Entries from a dataset
>> begin

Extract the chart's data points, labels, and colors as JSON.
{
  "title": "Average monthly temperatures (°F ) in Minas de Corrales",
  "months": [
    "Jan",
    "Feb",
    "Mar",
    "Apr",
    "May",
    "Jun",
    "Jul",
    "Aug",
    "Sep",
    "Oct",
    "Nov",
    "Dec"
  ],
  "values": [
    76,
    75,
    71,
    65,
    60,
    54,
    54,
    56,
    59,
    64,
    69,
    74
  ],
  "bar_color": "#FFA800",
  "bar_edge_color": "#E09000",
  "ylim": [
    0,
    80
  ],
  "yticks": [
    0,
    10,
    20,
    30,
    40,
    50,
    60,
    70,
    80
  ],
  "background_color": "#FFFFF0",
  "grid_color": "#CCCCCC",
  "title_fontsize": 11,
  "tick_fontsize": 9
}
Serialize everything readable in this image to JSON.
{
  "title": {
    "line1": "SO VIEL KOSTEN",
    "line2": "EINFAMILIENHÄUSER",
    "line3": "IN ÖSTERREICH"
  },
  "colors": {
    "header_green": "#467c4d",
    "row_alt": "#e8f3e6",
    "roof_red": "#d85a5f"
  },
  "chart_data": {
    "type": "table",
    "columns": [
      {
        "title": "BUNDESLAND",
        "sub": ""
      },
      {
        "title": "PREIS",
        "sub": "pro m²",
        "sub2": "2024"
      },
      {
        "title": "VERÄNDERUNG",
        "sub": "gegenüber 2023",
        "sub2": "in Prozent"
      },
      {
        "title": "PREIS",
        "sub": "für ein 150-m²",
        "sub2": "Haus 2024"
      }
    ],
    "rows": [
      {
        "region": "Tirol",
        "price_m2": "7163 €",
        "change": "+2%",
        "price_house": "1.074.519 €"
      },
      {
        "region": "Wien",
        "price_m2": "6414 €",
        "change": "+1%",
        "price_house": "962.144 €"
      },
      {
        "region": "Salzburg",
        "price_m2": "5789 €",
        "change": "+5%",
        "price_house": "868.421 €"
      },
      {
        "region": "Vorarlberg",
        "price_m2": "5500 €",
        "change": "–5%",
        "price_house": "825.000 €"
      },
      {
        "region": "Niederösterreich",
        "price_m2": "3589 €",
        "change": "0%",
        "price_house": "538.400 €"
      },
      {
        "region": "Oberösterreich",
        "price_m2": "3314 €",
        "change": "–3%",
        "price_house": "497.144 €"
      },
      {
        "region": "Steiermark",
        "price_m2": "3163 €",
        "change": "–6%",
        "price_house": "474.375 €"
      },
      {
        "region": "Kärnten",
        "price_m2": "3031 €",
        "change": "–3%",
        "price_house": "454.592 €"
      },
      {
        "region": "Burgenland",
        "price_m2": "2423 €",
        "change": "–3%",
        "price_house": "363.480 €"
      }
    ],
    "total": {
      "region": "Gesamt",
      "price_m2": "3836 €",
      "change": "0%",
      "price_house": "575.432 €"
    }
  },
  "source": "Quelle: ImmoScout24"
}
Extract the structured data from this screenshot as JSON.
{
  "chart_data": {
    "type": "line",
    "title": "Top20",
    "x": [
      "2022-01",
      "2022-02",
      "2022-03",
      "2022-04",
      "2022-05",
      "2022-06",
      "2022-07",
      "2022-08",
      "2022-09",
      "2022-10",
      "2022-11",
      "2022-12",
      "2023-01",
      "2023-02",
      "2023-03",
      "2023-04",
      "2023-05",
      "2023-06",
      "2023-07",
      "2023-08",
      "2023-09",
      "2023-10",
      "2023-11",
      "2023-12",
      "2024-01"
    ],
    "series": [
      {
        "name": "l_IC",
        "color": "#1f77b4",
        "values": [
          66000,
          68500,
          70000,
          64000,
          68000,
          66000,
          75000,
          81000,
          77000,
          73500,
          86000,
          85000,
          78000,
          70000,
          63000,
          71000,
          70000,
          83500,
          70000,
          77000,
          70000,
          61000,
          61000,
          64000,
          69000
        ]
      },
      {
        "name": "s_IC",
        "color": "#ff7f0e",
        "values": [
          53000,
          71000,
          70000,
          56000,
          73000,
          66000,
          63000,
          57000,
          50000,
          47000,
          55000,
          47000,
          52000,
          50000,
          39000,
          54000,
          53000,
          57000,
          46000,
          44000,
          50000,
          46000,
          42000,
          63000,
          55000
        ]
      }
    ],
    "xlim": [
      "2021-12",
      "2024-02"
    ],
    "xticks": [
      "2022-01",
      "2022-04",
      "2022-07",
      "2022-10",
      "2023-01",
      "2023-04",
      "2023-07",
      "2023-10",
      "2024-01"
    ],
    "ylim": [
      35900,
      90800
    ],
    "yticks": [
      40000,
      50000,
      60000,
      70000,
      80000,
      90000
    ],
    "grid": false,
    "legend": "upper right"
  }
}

>> end

Restate every entry word for word.

Extract the chart's data points, labels, and colors as JSON.
{
  "title": "Average monthly temperatures (°F ) in Minas de Corrales",
  "months": [
    "Jan",
    "Feb",
    "Mar",
    "Apr",
    "May",
    "Jun",
    "Jul",
    "Aug",
    "Sep",
    "Oct",
    "Nov",
    "Dec"
  ],
  "values": [
    76,
    75,
    71,
    65,
    60,
    54,
    54,
    56,
    59,
    64,
    69,
    74
  ],
  "bar_color": "#FFA800",
  "bar_edge_color": "#E09000",
  "ylim": [
    0,
    80
  ],
  "yticks": [
    0,
    10,
    20,
    30,
    40,
    50,
    60,
    70,
    80
  ],
  "background_color": "#FFFFF0",
  "grid_color": "#CCCCCC",
  "title_fontsize": 11,
  "tick_fontsize": 9
}
Serialize everything readable in this image to JSON.
{
  "title": {
    "line1": "SO VIEL KOSTEN",
    "line2": "EINFAMILIENHÄUSER",
    "line3": "IN ÖSTERREICH"
  },
  "colors": {
    "header_green": "#467c4d",
    "row_alt": "#e8f3e6",
    "roof_red": "#d85a5f"
  },
  "chart_data": {
    "type": "table",
    "columns": [
      {
        "title": "BUNDESLAND",
        "sub": ""
      },
      {
        "title": "PREIS",
        "sub": "pro m²",
        "sub2": "2024"
      },
      {
        "title": "VERÄNDERUNG",
        "sub": "gegenüber 2023",
        "sub2": "in Prozent"
      },
      {
        "title": "PREIS",
        "sub": "für ein 150-m²",
        "sub2": "Haus 2024"
      }
    ],
    "rows": [
      {
        "region": "Tirol",
        "price_m2": "7163 €",
        "change": "+2%",
        "price_house": "1.074.519 €"
      },
      {
        "region": "Wien",
        "price_m2": "6414 €",
        "change": "+1%",
        "price_house": "962.144 €"
      },
      {
        "region": "Salzburg",
        "price_m2": "5789 €",
        "change": "+5%",
        "price_house": "868.421 €"
      },
      {
        "region": "Vorarlberg",
        "price_m2": "5500 €",
        "change": "–5%",
        "price_house": "825.000 €"
      },
      {
        "region": "Niederösterreich",
        "price_m2": "3589 €",
        "change": "0%",
        "price_house": "538.400 €"
      },
      {
        "region": "Oberösterreich",
        "price_m2": "3314 €",
        "change": "–3%",
        "price_house": "497.144 €"
      },
      {
        "region": "Steiermark",
        "price_m2": "3163 €",
        "change": "–6%",
        "price_house": "474.375 €"
      },
      {
        "region": "Kärnten",
        "price_m2": "3031 €",
        "change": "–3%",
        "price_house": "454.592 €"
      },
      {
        "region": "Burgenland",
        "price_m2": "2423 €",
        "change": "–3%",
        "price_house": "363.480 €"
      }
    ],
    "total": {
      "region": "Gesamt",
      "price_m2": "3836 €",
      "change": "0%",
      "price_house": "575.432 €"
    }
  },
  "source": "Quelle: ImmoScout24"
}
Extract the structured data from this screenshot as JSON.
{
  "chart_data": {
    "type": "line",
    "title": "Top20",
    "x": [
      "2022-01",
      "2022-02",
      "2022-03",
      "2022-04",
      "2022-05",
      "2022-06",
      "2022-07",
      "2022-08",
      "2022-09",
      "2022-10",
      "2022-11",
      "2022-12",
      "2023-01",
      "2023-02",
      "2023-03",
      "2023-04",
      "2023-05",
      "2023-06",
      "2023-07",
      "2023-08",
      "2023-09",
      "2023-10",
      "2023-11",
      "2023-12",
      "2024-01"
    ],
    "series": [
      {
        "name": "l_IC",
        "color": "#1f77b4",
        "values": [
          66000,
          68500,
          70000,
          64000,
          68000,
          66000,
          75000,
          81000,
          77000,
          73500,
          86000,
          85000,
          78000,
          70000,
          63000,
          71000,
          70000,
          83500,
          70000,
          77000,
          70000,
          61000,
          61000,
          64000,
          69000
        ]
      },
      {
        "name": "s_IC",
        "color": "#ff7f0e",
        "values": [
          53000,
          71000,
          70000,
          56000,
          73000,
          66000,
          63000,
          57000,
          50000,
          47000,
          55000,
          47000,
          52000,
          50000,
          39000,
          54000,
          53000,
          57000,
          46000,
          44000,
          50000,
          46000,
          42000,
          63000,
          55000
        ]
      }
    ],
    "xlim": [
      "2021-12",
      "2024-02"
    ],
    "xticks": [
      "2022-01",
      "2022-04",
      "2022-07",
      "2022-10",
      "2023-01",
      "2023-04",
      "2023-07",
      "2023-10",
      "2024-01"
    ],
    "ylim": [
      35900,
      90800
    ],
    "yticks": [
      40000,
      50000,
      60000,
      70000,
      80000,
      90000
    ],
    "grid": false,
    "legend": "upper right"
  }
}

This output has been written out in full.